→ **Written exercise**
Pictures are not part of the copy; repeat everything else in the records exactly.

→ **Source material**
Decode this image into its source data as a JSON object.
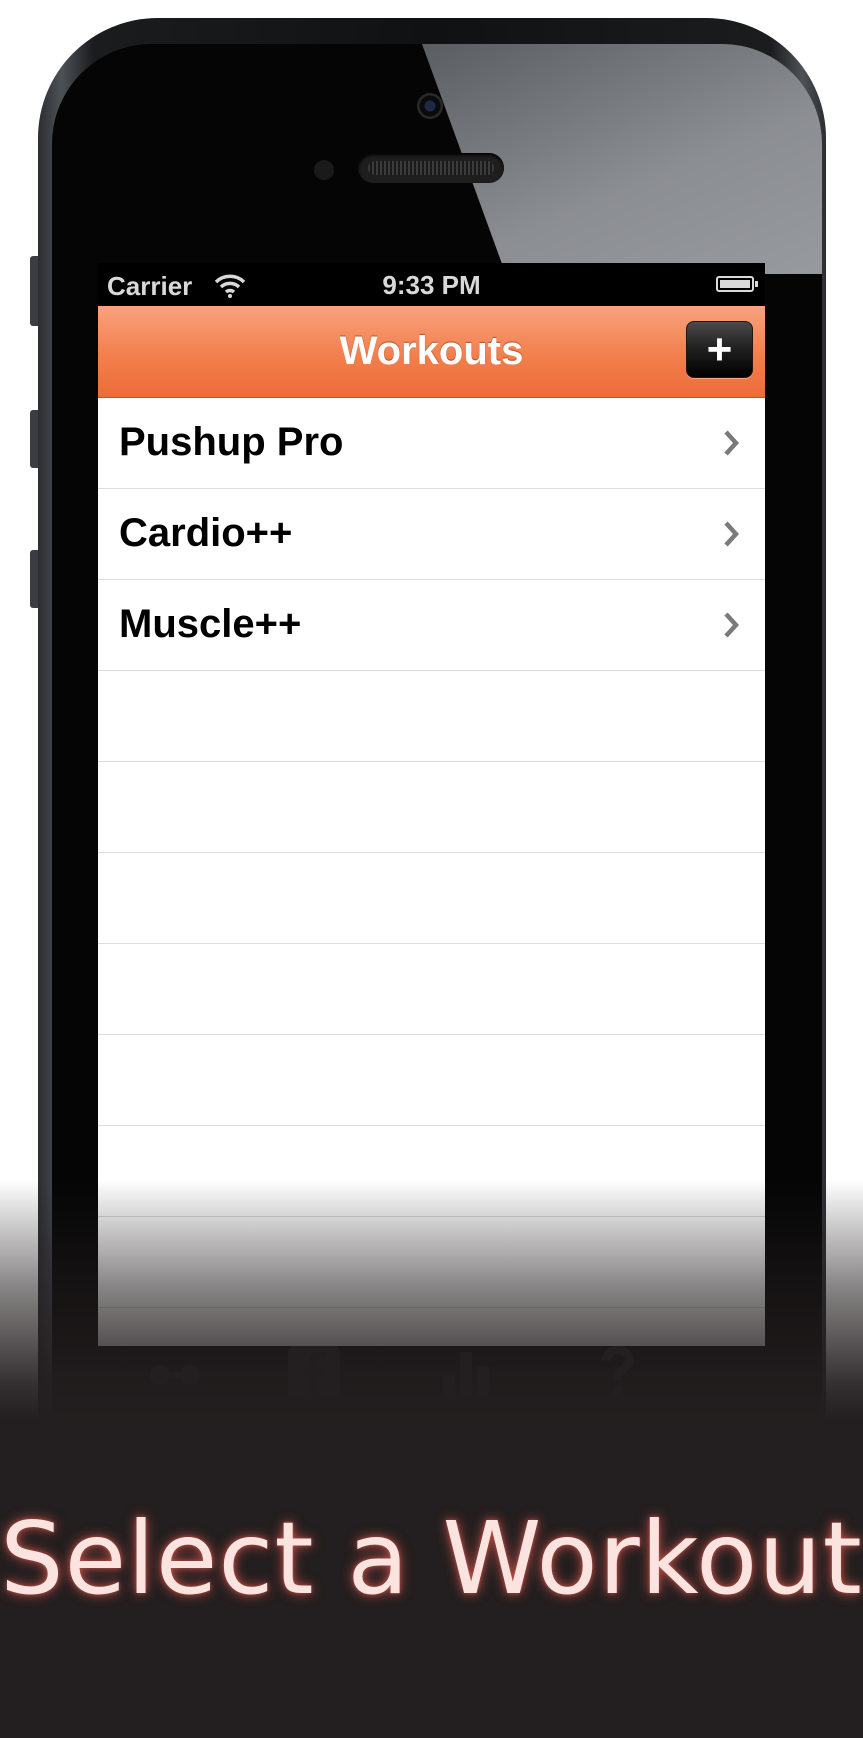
{
  "status_bar": {
    "carrier": "Carrier",
    "time": "9:33 PM",
    "wifi_icon": "wifi-icon",
    "battery_icon": "battery-icon"
  },
  "nav_bar": {
    "title": "Workouts",
    "add_label": "+",
    "accent_color": "#f27f4d"
  },
  "workouts": [
    {
      "label": "Pushup Pro"
    },
    {
      "label": "Cardio++"
    },
    {
      "label": "Muscle++"
    }
  ],
  "empty_rows": 7,
  "caption": "Select a Workout"
}
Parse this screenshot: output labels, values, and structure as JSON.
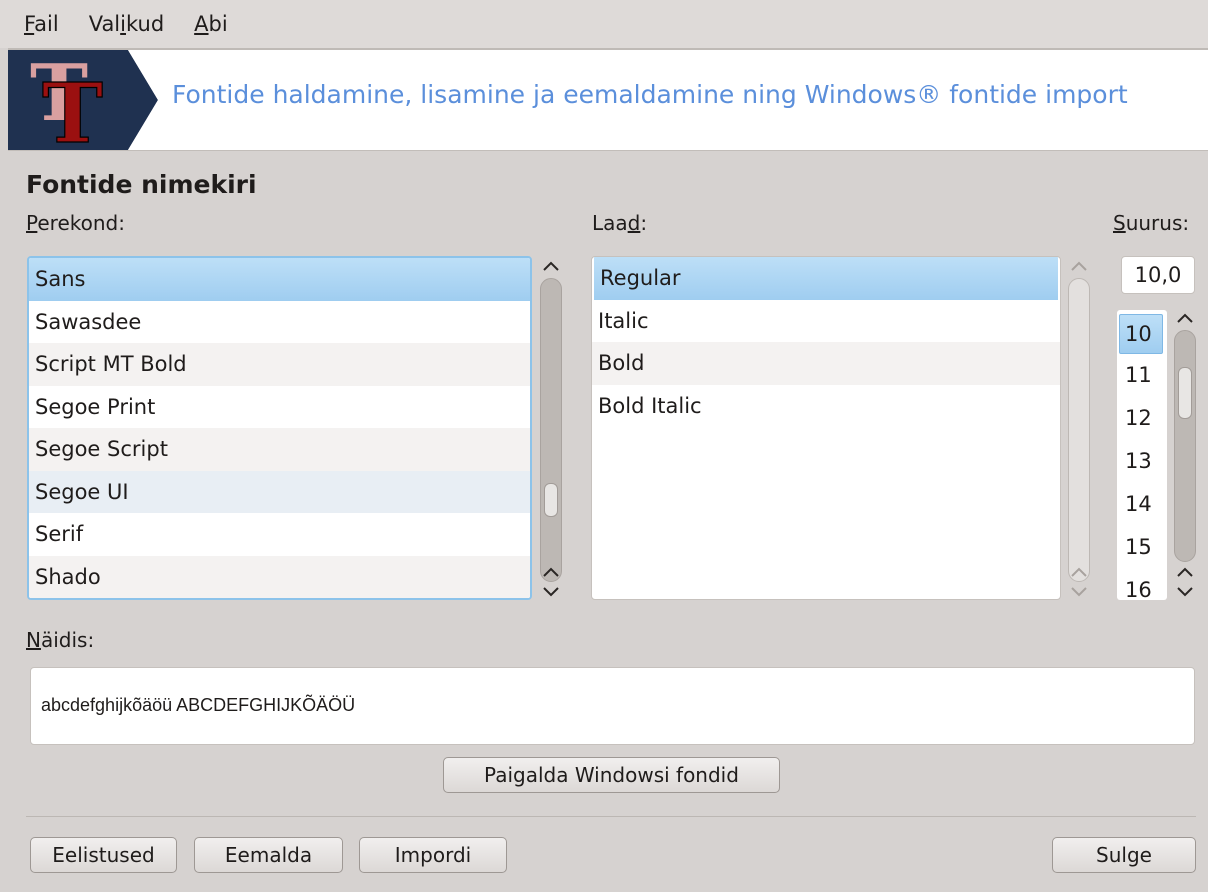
{
  "menu": {
    "items": [
      {
        "first": "F",
        "rest": "ail",
        "pre": ""
      },
      {
        "pre": "Val",
        "first": "i",
        "rest": "kud"
      },
      {
        "first": "A",
        "rest": "bi",
        "pre": ""
      }
    ]
  },
  "banner": {
    "text": "Fontide haldamine, lisamine ja eemaldamine ning Windows® fontide import",
    "logo_letters": "TT"
  },
  "section": {
    "title": "Fontide nimekiri"
  },
  "family": {
    "label_first": "P",
    "label_rest": "erekond:",
    "items": [
      "Sans",
      "Sawasdee",
      "Script MT Bold",
      "Segoe Print",
      "Segoe Script",
      "Segoe UI",
      "Serif",
      "Shado"
    ],
    "selected": "Sans"
  },
  "style": {
    "label_pre": "Laa",
    "label_u": "d",
    "label_post": ":",
    "items": [
      "Regular",
      "Italic",
      "Bold",
      "Bold Italic"
    ],
    "selected": "Regular"
  },
  "size": {
    "label_first": "S",
    "label_rest": "uurus:",
    "value": "10,0",
    "items": [
      "10",
      "11",
      "12",
      "13",
      "14",
      "15",
      "16"
    ],
    "selected": "10"
  },
  "preview": {
    "label_first": "N",
    "label_rest": "äidis:",
    "text": "abcdefghijkõäöü ABCDEFGHIJKÕÄÖÜ"
  },
  "buttons": {
    "install_windows": "Paigalda Windowsi fondid",
    "preferences": "Eelistused",
    "remove": "Eemalda",
    "import": "Impordi",
    "close": "Sulge"
  },
  "colors": {
    "banner_text": "#5b8fdb",
    "selection": "#a8d3f2",
    "focus_border": "#8cc3ea"
  }
}
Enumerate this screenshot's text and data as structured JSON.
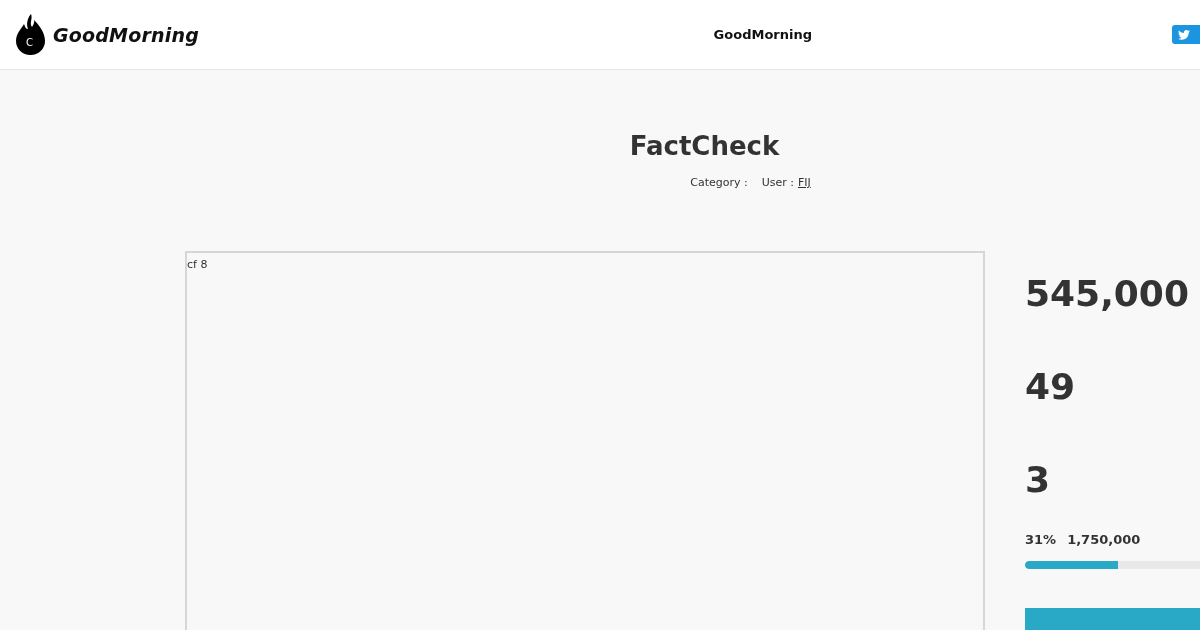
{
  "header": {
    "logo": {
      "mark": "C",
      "text": "GoodMorning"
    },
    "site_name": "GoodMorning"
  },
  "post": {
    "title": "FactCheck",
    "category_label": "Category :",
    "user_label": "User :",
    "user": "FIJ"
  },
  "embed": {
    "text": "cf 8"
  },
  "stats": [
    "545,000",
    "49",
    "3"
  ],
  "funding": {
    "percent": "31%",
    "goal": "1,750,000",
    "level": 0.31
  }
}
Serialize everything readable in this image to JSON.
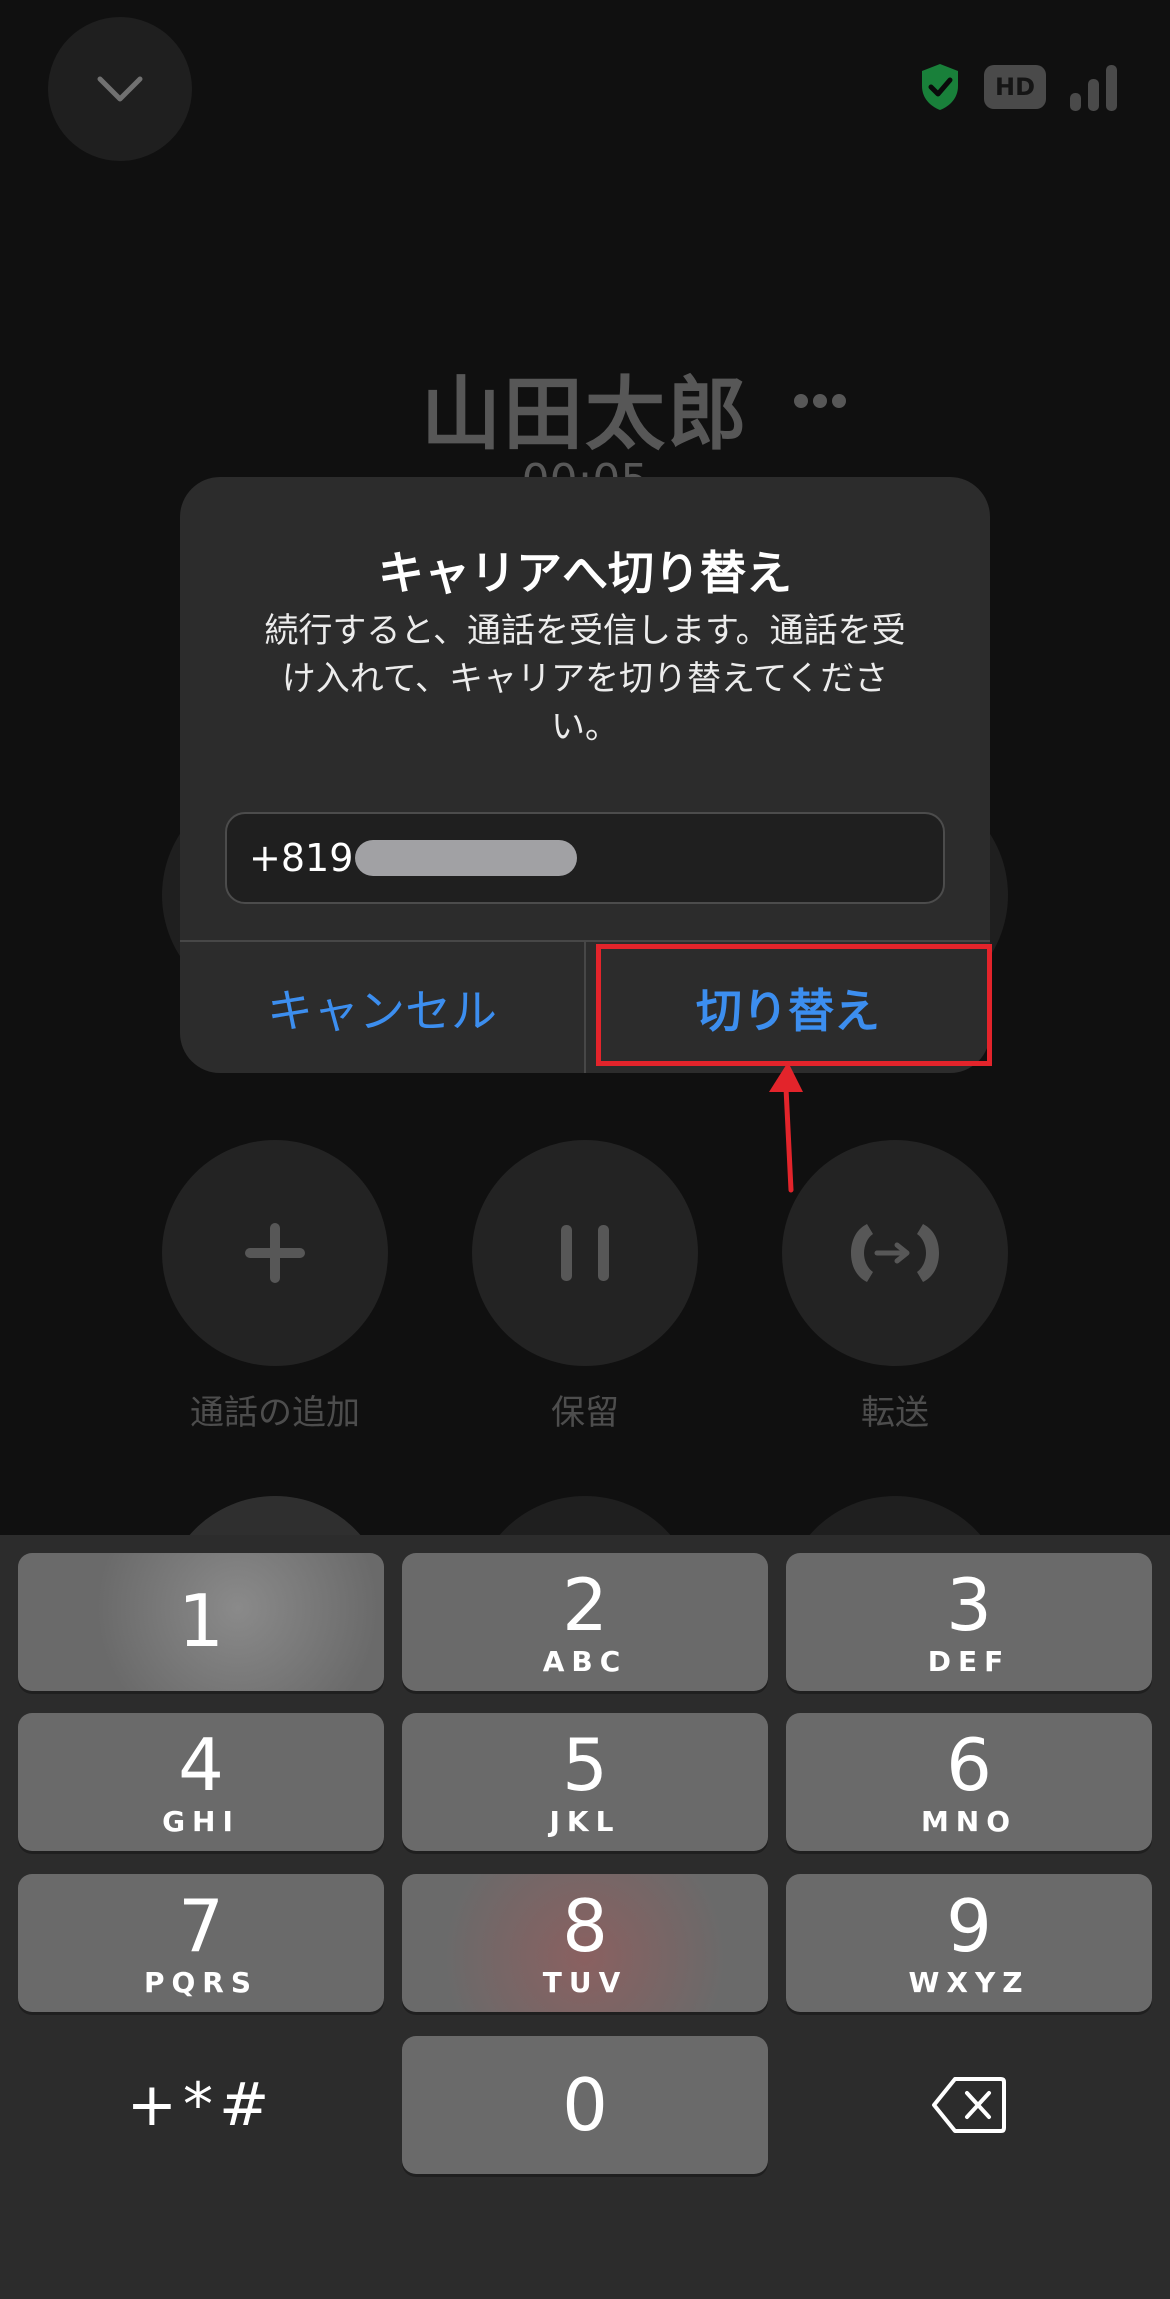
{
  "call": {
    "caller_name": "山田太郎",
    "timer": "00:05"
  },
  "status": {
    "hd_label": "HD",
    "shield_color": "#1f9d47"
  },
  "actions": [
    {
      "label": "通話の追加",
      "icon": "plus-icon"
    },
    {
      "label": "保留",
      "icon": "pause-icon"
    },
    {
      "label": "転送",
      "icon": "transfer-icon"
    }
  ],
  "dialog": {
    "title": "キャリアへ切り替え",
    "message": "続行すると、通話を受信します。通話を受け入れて、キャリアを切り替えてください。",
    "input_value": "+819",
    "cancel_label": "キャンセル",
    "confirm_label": "切り替え",
    "accent_color": "#3c8eef"
  },
  "annotation": {
    "color": "#e3242b"
  },
  "keypad": {
    "keys": [
      {
        "digit": "1",
        "letters": ""
      },
      {
        "digit": "2",
        "letters": "ABC"
      },
      {
        "digit": "3",
        "letters": "DEF"
      },
      {
        "digit": "4",
        "letters": "GHI"
      },
      {
        "digit": "5",
        "letters": "JKL"
      },
      {
        "digit": "6",
        "letters": "MNO"
      },
      {
        "digit": "7",
        "letters": "PQRS"
      },
      {
        "digit": "8",
        "letters": "TUV"
      },
      {
        "digit": "9",
        "letters": "WXYZ"
      },
      {
        "digit": "0",
        "letters": ""
      }
    ],
    "symbols": "+*#"
  }
}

→ **Task response**
Decode this image into its source data as a JSON object.
{
  "status_bar": {
    "carrier": "Carrier",
    "time": "9:33 PM",
    "wifi_icon": "wifi-icon",
    "battery_icon": "battery-icon"
  },
  "nav_bar": {
    "title": "Workouts",
    "add_label": "+",
    "accent_color": "#f27f4d"
  },
  "workouts": [
    {
      "label": "Pushup Pro"
    },
    {
      "label": "Cardio++"
    },
    {
      "label": "Muscle++"
    }
  ],
  "empty_rows": 7,
  "caption": "Select a Workout"
}
Parse this screenshot: output labels, values, and structure as JSON.
{
  "menu": {
    "items": [
      {
        "first": "F",
        "rest": "ail",
        "pre": ""
      },
      {
        "pre": "Val",
        "first": "i",
        "rest": "kud"
      },
      {
        "first": "A",
        "rest": "bi",
        "pre": ""
      }
    ]
  },
  "banner": {
    "text": "Fontide haldamine, lisamine ja eemaldamine ning Windows® fontide import",
    "logo_letters": "TT"
  },
  "section": {
    "title": "Fontide nimekiri"
  },
  "family": {
    "label_first": "P",
    "label_rest": "erekond:",
    "items": [
      "Sans",
      "Sawasdee",
      "Script MT Bold",
      "Segoe Print",
      "Segoe Script",
      "Segoe UI",
      "Serif",
      "Shado"
    ],
    "selected": "Sans"
  },
  "style": {
    "label_pre": "Laa",
    "label_u": "d",
    "label_post": ":",
    "items": [
      "Regular",
      "Italic",
      "Bold",
      "Bold Italic"
    ],
    "selected": "Regular"
  },
  "size": {
    "label_first": "S",
    "label_rest": "uurus:",
    "value": "10,0",
    "items": [
      "10",
      "11",
      "12",
      "13",
      "14",
      "15",
      "16"
    ],
    "selected": "10"
  },
  "preview": {
    "label_first": "N",
    "label_rest": "äidis:",
    "text": "abcdefghijkõäöü ABCDEFGHIJKÕÄÖÜ"
  },
  "buttons": {
    "install_windows": "Paigalda Windowsi fondid",
    "preferences": "Eelistused",
    "remove": "Eemalda",
    "import": "Impordi",
    "close": "Sulge"
  },
  "colors": {
    "banner_text": "#5b8fdb",
    "selection": "#a8d3f2",
    "focus_border": "#8cc3ea"
  }
}
Enumerate this screenshot's text and data as structured JSON.
{
  "header": {
    "logo": {
      "mark": "C",
      "text": "GoodMorning"
    },
    "site_name": "GoodMorning"
  },
  "post": {
    "title": "FactCheck",
    "category_label": "Category :",
    "user_label": "User :",
    "user": "FIJ"
  },
  "embed": {
    "text": "cf 8"
  },
  "stats": [
    "545,000",
    "49",
    "3"
  ],
  "funding": {
    "percent": "31%",
    "goal": "1,750,000",
    "level": 0.31
  }
}
Serialize everything readable in this image to JSON.
{
  "call": {
    "caller_name": "山田太郎",
    "timer": "00:05"
  },
  "status": {
    "hd_label": "HD",
    "shield_color": "#1f9d47"
  },
  "actions": [
    {
      "label": "通話の追加",
      "icon": "plus-icon"
    },
    {
      "label": "保留",
      "icon": "pause-icon"
    },
    {
      "label": "転送",
      "icon": "transfer-icon"
    }
  ],
  "dialog": {
    "title": "キャリアへ切り替え",
    "message": "続行すると、通話を受信します。通話を受け入れて、キャリアを切り替えてください。",
    "input_value": "+819",
    "cancel_label": "キャンセル",
    "confirm_label": "切り替え",
    "accent_color": "#3c8eef"
  },
  "annotation": {
    "color": "#e3242b"
  },
  "keypad": {
    "keys": [
      {
        "digit": "1",
        "letters": ""
      },
      {
        "digit": "2",
        "letters": "ABC"
      },
      {
        "digit": "3",
        "letters": "DEF"
      },
      {
        "digit": "4",
        "letters": "GHI"
      },
      {
        "digit": "5",
        "letters": "JKL"
      },
      {
        "digit": "6",
        "letters": "MNO"
      },
      {
        "digit": "7",
        "letters": "PQRS"
      },
      {
        "digit": "8",
        "letters": "TUV"
      },
      {
        "digit": "9",
        "letters": "WXYZ"
      },
      {
        "digit": "0",
        "letters": ""
      }
    ],
    "symbols": "+*#"
  }
}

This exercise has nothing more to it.